## [Information supplied]
═══
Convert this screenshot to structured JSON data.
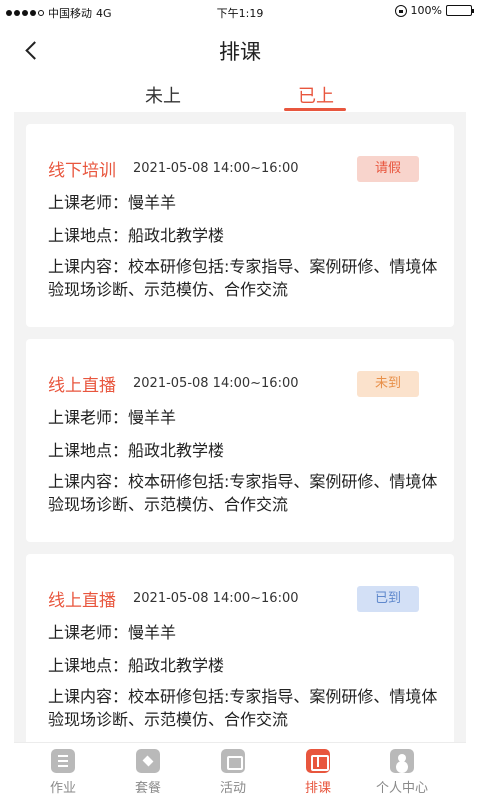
{
  "status_bar": {
    "carrier": "中国移动",
    "network": "4G",
    "time": "下午1:19",
    "battery": "100%"
  },
  "header": {
    "title": "排课"
  },
  "tabs": [
    {
      "label": "未上",
      "active": false
    },
    {
      "label": "已上",
      "active": true
    }
  ],
  "colors": {
    "accent": "#e8563e",
    "badge_leave_bg": "#f8d4cc",
    "badge_absent_bg": "#fbe2cc",
    "badge_present_bg": "#d3e0f6"
  },
  "cards": [
    {
      "type": "线下培训",
      "time": "2021-05-08 14:00~16:00",
      "status": "请假",
      "teacher": "上课老师：慢羊羊",
      "location": "上课地点：船政北教学楼",
      "content": "上课内容：校本研修包括:专家指导、案例研修、情境体验现场诊断、示范模仿、合作交流"
    },
    {
      "type": "线上直播",
      "time": "2021-05-08 14:00~16:00",
      "status": "未到",
      "teacher": "上课老师：慢羊羊",
      "location": "上课地点：船政北教学楼",
      "content": "上课内容：校本研修包括:专家指导、案例研修、情境体验现场诊断、示范模仿、合作交流"
    },
    {
      "type": "线上直播",
      "time": "2021-05-08 14:00~16:00",
      "status": "已到",
      "teacher": "上课老师：慢羊羊",
      "location": "上课地点：船政北教学楼",
      "content": "上课内容：校本研修包括:专家指导、案例研修、情境体验现场诊断、示范模仿、合作交流"
    }
  ],
  "bottom_nav": [
    {
      "label": "作业",
      "icon": "homework-icon",
      "active": false
    },
    {
      "label": "套餐",
      "icon": "package-icon",
      "active": false
    },
    {
      "label": "活动",
      "icon": "activity-icon",
      "active": false
    },
    {
      "label": "排课",
      "icon": "schedule-icon",
      "active": true
    },
    {
      "label": "个人中心",
      "icon": "profile-icon",
      "active": false
    }
  ]
}
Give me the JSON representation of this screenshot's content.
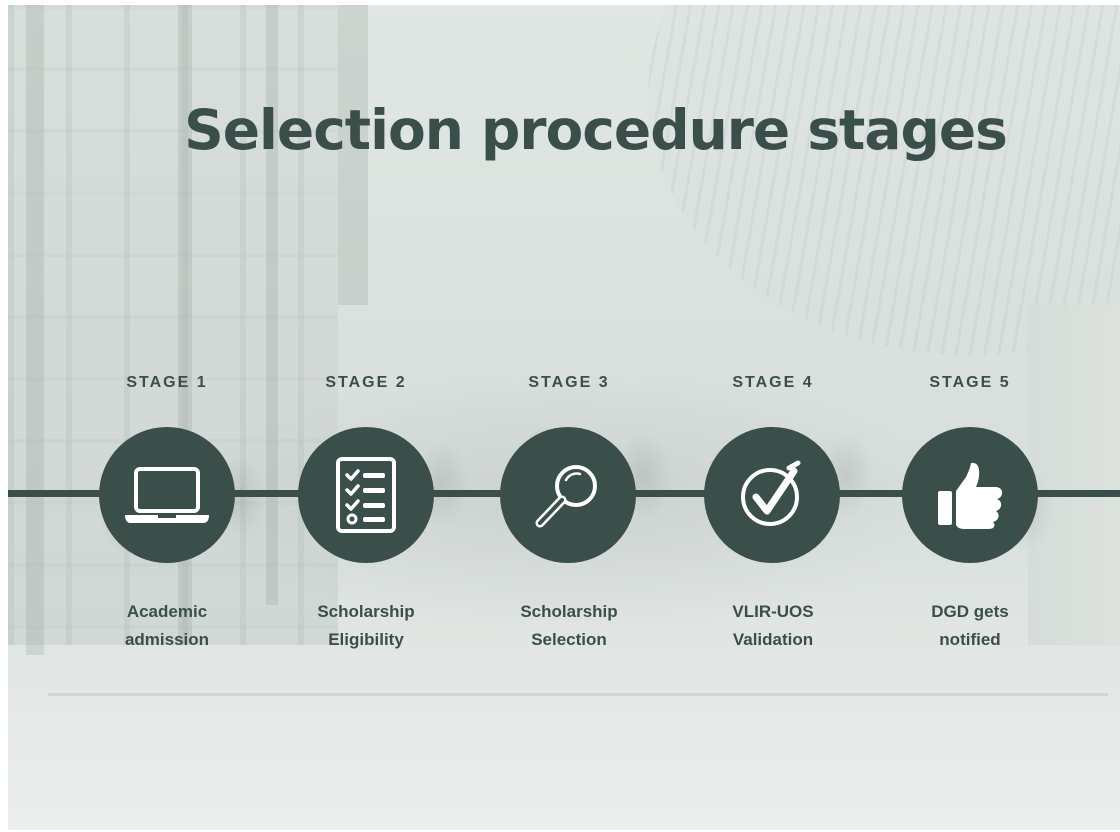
{
  "slide": {
    "title": "Selection procedure stages",
    "colors": {
      "accent": "#3b4f4a",
      "background": "#dfe6e3",
      "icon": "#ffffff"
    },
    "stages": [
      {
        "label": "STAGE 1",
        "icon": "laptop-icon",
        "description_lines": [
          "Academic",
          "admission"
        ]
      },
      {
        "label": "STAGE 2",
        "icon": "checklist-icon",
        "description_lines": [
          "Scholarship",
          "Eligibility"
        ]
      },
      {
        "label": "STAGE 3",
        "icon": "magnifier-icon",
        "description_lines": [
          "Scholarship",
          "Selection"
        ]
      },
      {
        "label": "STAGE 4",
        "icon": "checkmark-circle-icon",
        "description_lines": [
          "VLIR-UOS",
          "Validation"
        ]
      },
      {
        "label": "STAGE 5",
        "icon": "thumbs-up-icon",
        "description_lines": [
          "DGD gets",
          "notified"
        ]
      }
    ]
  }
}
═══
Reproduce the whole listing exactly, but not the images in it.

Convert this screenshot to structured JSON data.
{
  "status_bar": {
    "carrier": "中国移动",
    "network": "4G",
    "time": "下午1:19",
    "battery": "100%"
  },
  "header": {
    "title": "排课"
  },
  "tabs": [
    {
      "label": "未上",
      "active": false
    },
    {
      "label": "已上",
      "active": true
    }
  ],
  "colors": {
    "accent": "#e8563e",
    "badge_leave_bg": "#f8d4cc",
    "badge_absent_bg": "#fbe2cc",
    "badge_present_bg": "#d3e0f6"
  },
  "cards": [
    {
      "type": "线下培训",
      "time": "2021-05-08 14:00~16:00",
      "status": "请假",
      "teacher": "上课老师：慢羊羊",
      "location": "上课地点：船政北教学楼",
      "content": "上课内容：校本研修包括:专家指导、案例研修、情境体验现场诊断、示范模仿、合作交流"
    },
    {
      "type": "线上直播",
      "time": "2021-05-08 14:00~16:00",
      "status": "未到",
      "teacher": "上课老师：慢羊羊",
      "location": "上课地点：船政北教学楼",
      "content": "上课内容：校本研修包括:专家指导、案例研修、情境体验现场诊断、示范模仿、合作交流"
    },
    {
      "type": "线上直播",
      "time": "2021-05-08 14:00~16:00",
      "status": "已到",
      "teacher": "上课老师：慢羊羊",
      "location": "上课地点：船政北教学楼",
      "content": "上课内容：校本研修包括:专家指导、案例研修、情境体验现场诊断、示范模仿、合作交流"
    }
  ],
  "bottom_nav": [
    {
      "label": "作业",
      "icon": "homework-icon",
      "active": false
    },
    {
      "label": "套餐",
      "icon": "package-icon",
      "active": false
    },
    {
      "label": "活动",
      "icon": "activity-icon",
      "active": false
    },
    {
      "label": "排课",
      "icon": "schedule-icon",
      "active": true
    },
    {
      "label": "个人中心",
      "icon": "profile-icon",
      "active": false
    }
  ]
}
Give me the JSON representation of this screenshot's content.
{
  "slide": {
    "title": "Selection procedure stages",
    "colors": {
      "accent": "#3b4f4a",
      "background": "#dfe6e3",
      "icon": "#ffffff"
    },
    "stages": [
      {
        "label": "STAGE 1",
        "icon": "laptop-icon",
        "description_lines": [
          "Academic",
          "admission"
        ]
      },
      {
        "label": "STAGE 2",
        "icon": "checklist-icon",
        "description_lines": [
          "Scholarship",
          "Eligibility"
        ]
      },
      {
        "label": "STAGE 3",
        "icon": "magnifier-icon",
        "description_lines": [
          "Scholarship",
          "Selection"
        ]
      },
      {
        "label": "STAGE 4",
        "icon": "checkmark-circle-icon",
        "description_lines": [
          "VLIR-UOS",
          "Validation"
        ]
      },
      {
        "label": "STAGE 5",
        "icon": "thumbs-up-icon",
        "description_lines": [
          "DGD gets",
          "notified"
        ]
      }
    ]
  }
}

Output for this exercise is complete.